**What needs to be done**
What follows is a listing; restate every line of it word for word.

[START]

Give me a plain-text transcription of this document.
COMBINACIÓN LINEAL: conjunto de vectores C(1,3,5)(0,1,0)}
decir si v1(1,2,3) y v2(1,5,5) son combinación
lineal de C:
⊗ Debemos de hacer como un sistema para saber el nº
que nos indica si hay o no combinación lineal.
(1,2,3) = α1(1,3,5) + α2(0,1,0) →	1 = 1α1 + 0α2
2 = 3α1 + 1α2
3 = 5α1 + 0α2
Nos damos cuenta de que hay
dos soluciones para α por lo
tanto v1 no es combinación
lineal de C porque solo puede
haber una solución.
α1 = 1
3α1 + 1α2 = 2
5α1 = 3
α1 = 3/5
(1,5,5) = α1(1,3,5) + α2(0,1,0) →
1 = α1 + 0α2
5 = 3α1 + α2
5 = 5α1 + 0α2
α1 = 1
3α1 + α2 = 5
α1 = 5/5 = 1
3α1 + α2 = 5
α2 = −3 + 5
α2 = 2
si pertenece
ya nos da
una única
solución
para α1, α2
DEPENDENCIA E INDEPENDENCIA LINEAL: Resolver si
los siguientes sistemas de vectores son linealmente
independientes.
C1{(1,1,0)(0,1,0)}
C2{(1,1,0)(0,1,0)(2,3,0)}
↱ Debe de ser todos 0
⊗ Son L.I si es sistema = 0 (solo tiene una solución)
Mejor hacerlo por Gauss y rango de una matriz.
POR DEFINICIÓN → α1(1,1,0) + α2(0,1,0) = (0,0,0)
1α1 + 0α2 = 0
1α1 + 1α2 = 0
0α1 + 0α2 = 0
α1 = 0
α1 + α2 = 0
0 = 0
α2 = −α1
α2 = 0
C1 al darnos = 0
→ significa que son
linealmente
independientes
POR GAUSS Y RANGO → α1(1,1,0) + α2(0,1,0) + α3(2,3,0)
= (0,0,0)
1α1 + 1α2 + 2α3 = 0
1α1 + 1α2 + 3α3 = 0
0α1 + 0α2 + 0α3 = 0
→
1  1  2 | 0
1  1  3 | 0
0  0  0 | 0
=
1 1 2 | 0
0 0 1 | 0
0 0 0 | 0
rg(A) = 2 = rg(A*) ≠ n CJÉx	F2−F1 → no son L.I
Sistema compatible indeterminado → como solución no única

[END]

**Worked answer**
Give me a plain-text transcription of this document.
COMBINACIÓN LINEAL: conjunto de vectores C(1,3,5)(0,1,0)}
decir si v1(1,2,3) y v2(1,5,5) son combinación
lineal de C:
⊗ Debemos de hacer como un sistema para saber el nº
que nos indica si hay o no combinación lineal.
(1,2,3) = α1(1,3,5) + α2(0,1,0) →	1 = 1α1 + 0α2
2 = 3α1 + 1α2
3 = 5α1 + 0α2
Nos damos cuenta de que hay
dos soluciones para α por lo
tanto v1 no es combinación
lineal de C porque solo puede
haber una solución.
α1 = 1
3α1 + 1α2 = 2
5α1 = 3
α1 = 3/5
(1,5,5) = α1(1,3,5) + α2(0,1,0) →
1 = α1 + 0α2
5 = 3α1 + α2
5 = 5α1 + 0α2
α1 = 1
3α1 + α2 = 5
α1 = 5/5 = 1
3α1 + α2 = 5
α2 = −3 + 5
α2 = 2
si pertenece
ya nos da
una única
solución
para α1, α2
DEPENDENCIA E INDEPENDENCIA LINEAL: Resolver si
los siguientes sistemas de vectores son linealmente
independientes.
C1{(1,1,0)(0,1,0)}
C2{(1,1,0)(0,1,0)(2,3,0)}
↱ Debe de ser todos 0
⊗ Son L.I si es sistema = 0 (solo tiene una solución)
Mejor hacerlo por Gauss y rango de una matriz.
POR DEFINICIÓN → α1(1,1,0) + α2(0,1,0) = (0,0,0)
1α1 + 0α2 = 0
1α1 + 1α2 = 0
0α1 + 0α2 = 0
α1 = 0
α1 + α2 = 0
0 = 0
α2 = −α1
α2 = 0
C1 al darnos = 0
→ significa que son
linealmente
independientes
POR GAUSS Y RANGO → α1(1,1,0) + α2(0,1,0) + α3(2,3,0)
= (0,0,0)
1α1 + 1α2 + 2α3 = 0
1α1 + 1α2 + 3α3 = 0
0α1 + 0α2 + 0α3 = 0
→
1  1  2 | 0
1  1  3 | 0
0  0  0 | 0
=
1 1 2 | 0
0 0 1 | 0
0 0 0 | 0
rg(A) = 2 = rg(A*) ≠ n CJÉx	F2−F1 → no son L.I
Sistema compatible indeterminado → como solución no única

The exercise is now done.